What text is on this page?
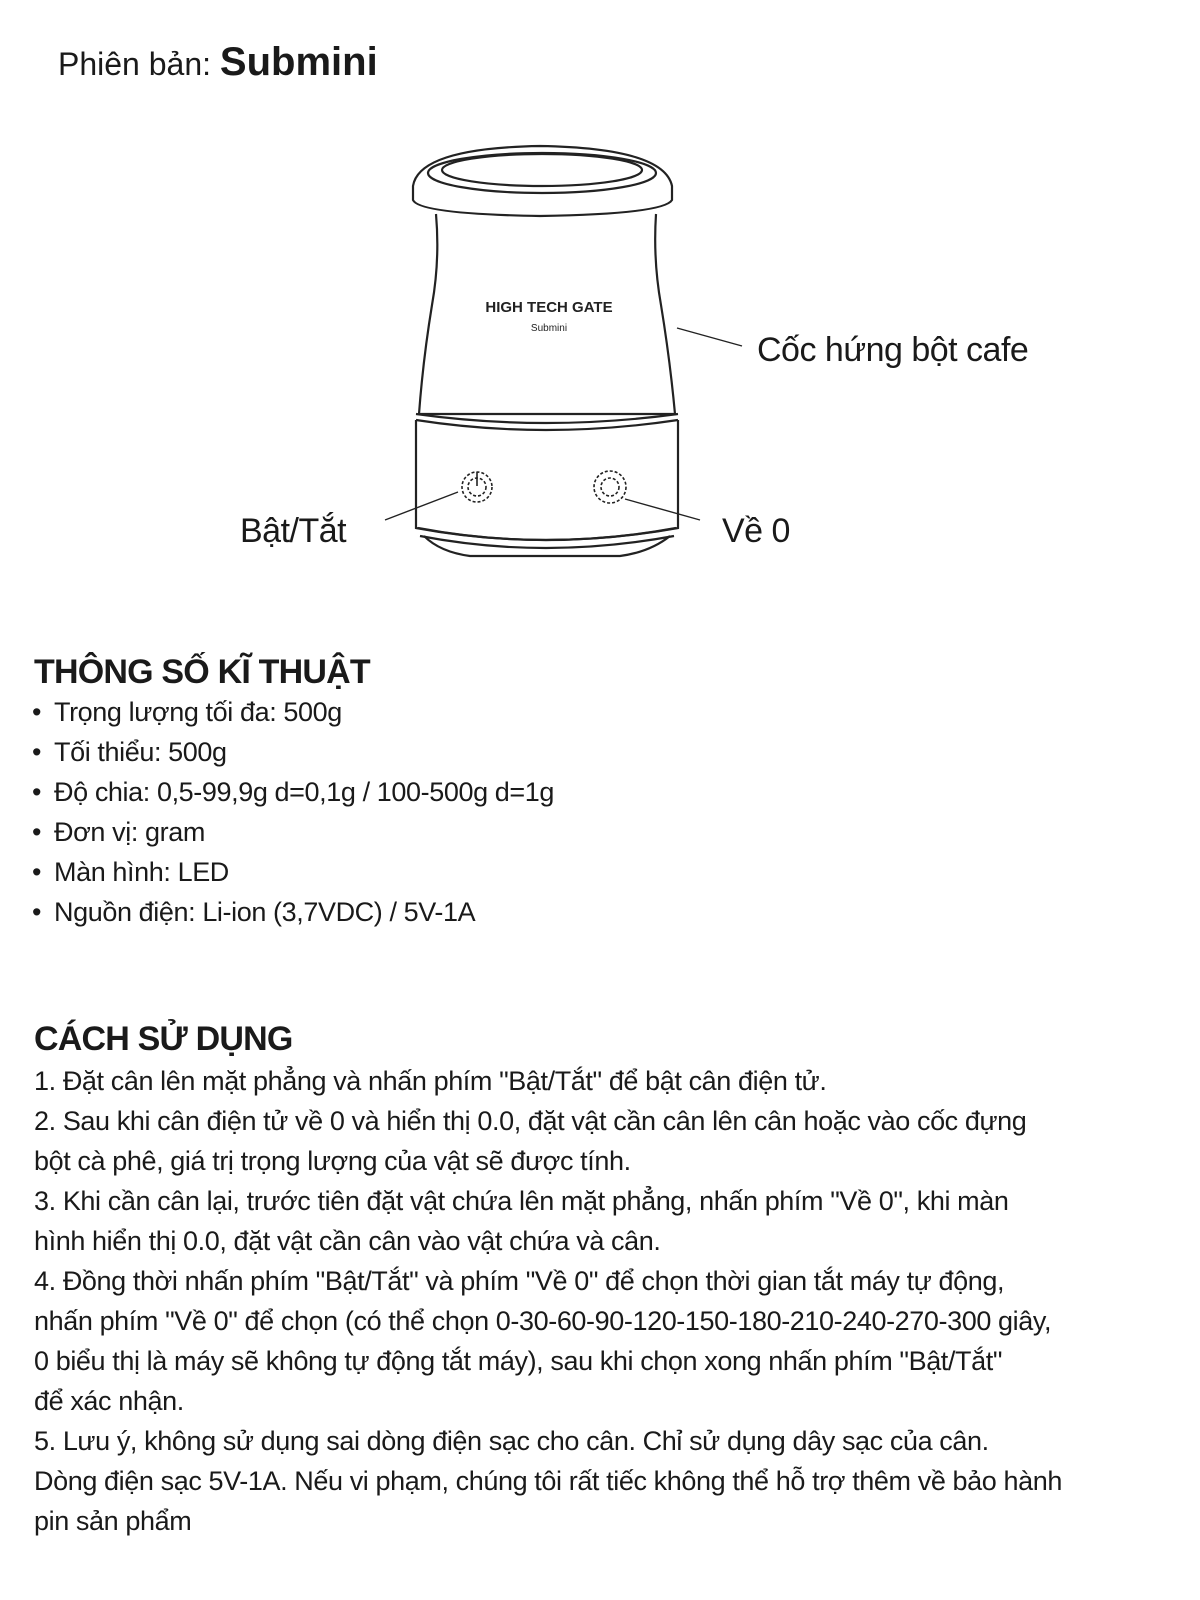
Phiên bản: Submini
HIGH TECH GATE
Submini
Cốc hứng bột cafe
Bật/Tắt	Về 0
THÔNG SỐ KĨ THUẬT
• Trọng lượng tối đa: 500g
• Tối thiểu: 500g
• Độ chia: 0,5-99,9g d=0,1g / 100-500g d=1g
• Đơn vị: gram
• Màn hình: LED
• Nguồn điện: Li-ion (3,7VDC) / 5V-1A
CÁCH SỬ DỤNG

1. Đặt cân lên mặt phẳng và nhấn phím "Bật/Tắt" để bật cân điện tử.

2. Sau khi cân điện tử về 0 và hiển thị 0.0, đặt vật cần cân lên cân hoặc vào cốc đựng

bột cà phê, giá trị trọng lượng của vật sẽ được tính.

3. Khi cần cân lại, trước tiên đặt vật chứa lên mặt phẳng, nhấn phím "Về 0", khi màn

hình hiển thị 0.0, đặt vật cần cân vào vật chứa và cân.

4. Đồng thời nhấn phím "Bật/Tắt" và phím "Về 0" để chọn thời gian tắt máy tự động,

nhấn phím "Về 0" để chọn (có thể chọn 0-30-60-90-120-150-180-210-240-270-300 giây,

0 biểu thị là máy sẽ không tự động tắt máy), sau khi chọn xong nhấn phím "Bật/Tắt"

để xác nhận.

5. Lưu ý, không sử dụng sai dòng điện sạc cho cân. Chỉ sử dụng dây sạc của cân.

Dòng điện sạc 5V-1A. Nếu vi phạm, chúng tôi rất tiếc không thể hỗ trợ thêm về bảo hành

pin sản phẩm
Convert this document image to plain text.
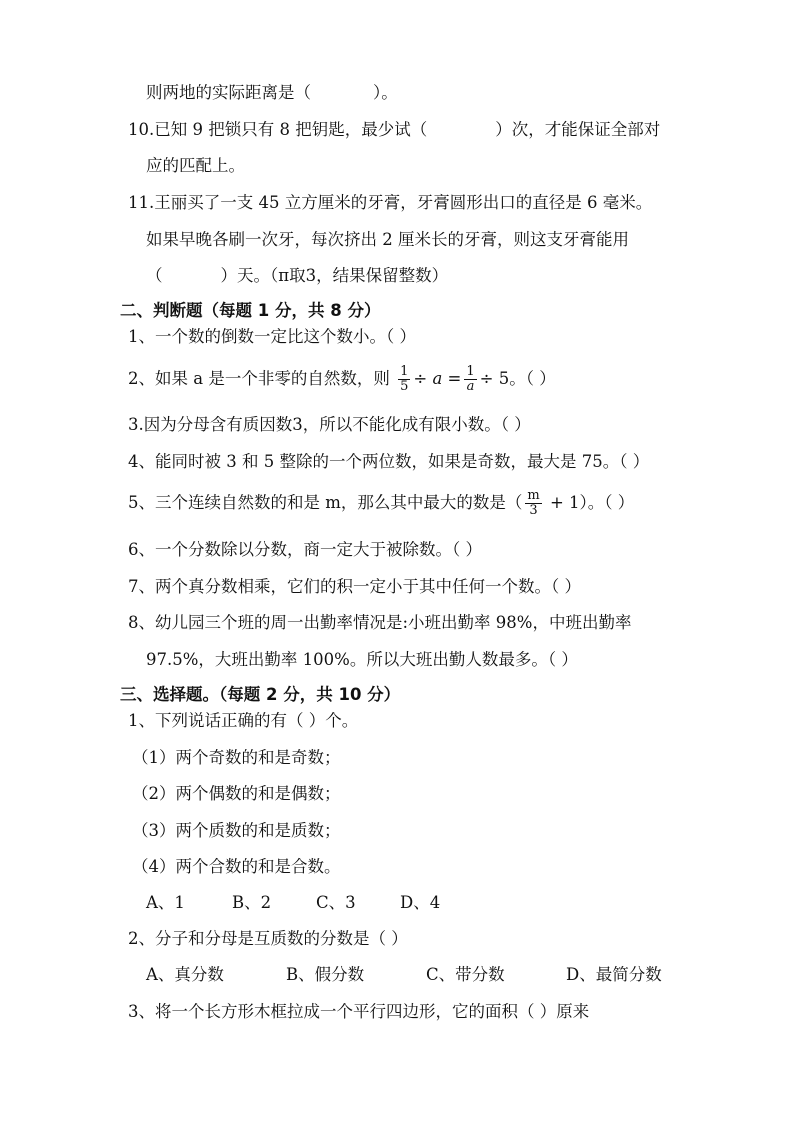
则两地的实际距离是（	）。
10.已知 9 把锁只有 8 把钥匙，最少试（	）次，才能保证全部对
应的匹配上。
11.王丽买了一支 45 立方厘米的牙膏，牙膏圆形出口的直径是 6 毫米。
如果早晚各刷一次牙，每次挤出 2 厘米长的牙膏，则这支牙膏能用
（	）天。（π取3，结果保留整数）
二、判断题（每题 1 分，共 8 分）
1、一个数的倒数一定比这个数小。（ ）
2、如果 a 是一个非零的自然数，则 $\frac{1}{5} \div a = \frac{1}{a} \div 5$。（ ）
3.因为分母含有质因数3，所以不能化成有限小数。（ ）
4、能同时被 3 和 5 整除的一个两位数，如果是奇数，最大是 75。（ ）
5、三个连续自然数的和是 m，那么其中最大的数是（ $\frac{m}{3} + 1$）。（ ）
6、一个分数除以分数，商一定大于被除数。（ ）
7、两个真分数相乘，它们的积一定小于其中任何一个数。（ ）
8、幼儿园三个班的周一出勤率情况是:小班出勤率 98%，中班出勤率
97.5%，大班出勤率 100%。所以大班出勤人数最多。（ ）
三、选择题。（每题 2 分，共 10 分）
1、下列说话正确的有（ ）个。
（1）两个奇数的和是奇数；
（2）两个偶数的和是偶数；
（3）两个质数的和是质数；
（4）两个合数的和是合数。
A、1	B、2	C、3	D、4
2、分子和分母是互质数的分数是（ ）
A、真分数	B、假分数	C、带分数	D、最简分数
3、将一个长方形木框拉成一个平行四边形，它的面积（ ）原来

——

§ **WHAT THE EXERCISE ASKS**:
Excluding pictures, copy exactly the lines from the line containing "Convert this document image to plain text." through the last line of the data, inclusive.

§ **COMPLETE OUTPUT**:
Convert this document image to plain text.
则两地的实际距离是（	）。
10.已知 9 把锁只有 8 把钥匙，最少试（	）次，才能保证全部对
应的匹配上。
11.王丽买了一支 45 立方厘米的牙膏，牙膏圆形出口的直径是 6 毫米。
如果早晚各刷一次牙，每次挤出 2 厘米长的牙膏，则这支牙膏能用
（	）天。（π取3，结果保留整数）
二、判断题（每题 1 分，共 8 分）
1、一个数的倒数一定比这个数小。（ ）
2、如果 a 是一个非零的自然数，则 $\frac{1}{5} \div a = \frac{1}{a} \div 5$。（ ）
3.因为分母含有质因数3，所以不能化成有限小数。（ ）
4、能同时被 3 和 5 整除的一个两位数，如果是奇数，最大是 75。（ ）
5、三个连续自然数的和是 m，那么其中最大的数是（ $\frac{m}{3} + 1$）。（ ）
6、一个分数除以分数，商一定大于被除数。（ ）
7、两个真分数相乘，它们的积一定小于其中任何一个数。（ ）
8、幼儿园三个班的周一出勤率情况是:小班出勤率 98%，中班出勤率
97.5%，大班出勤率 100%。所以大班出勤人数最多。（ ）
三、选择题。（每题 2 分，共 10 分）
1、下列说话正确的有（ ）个。
（1）两个奇数的和是奇数；
（2）两个偶数的和是偶数；
（3）两个质数的和是质数；
（4）两个合数的和是合数。
A、1	B、2	C、3	D、4
2、分子和分母是互质数的分数是（ ）
A、真分数	B、假分数	C、带分数	D、最简分数
3、将一个长方形木框拉成一个平行四边形，它的面积（ ）原来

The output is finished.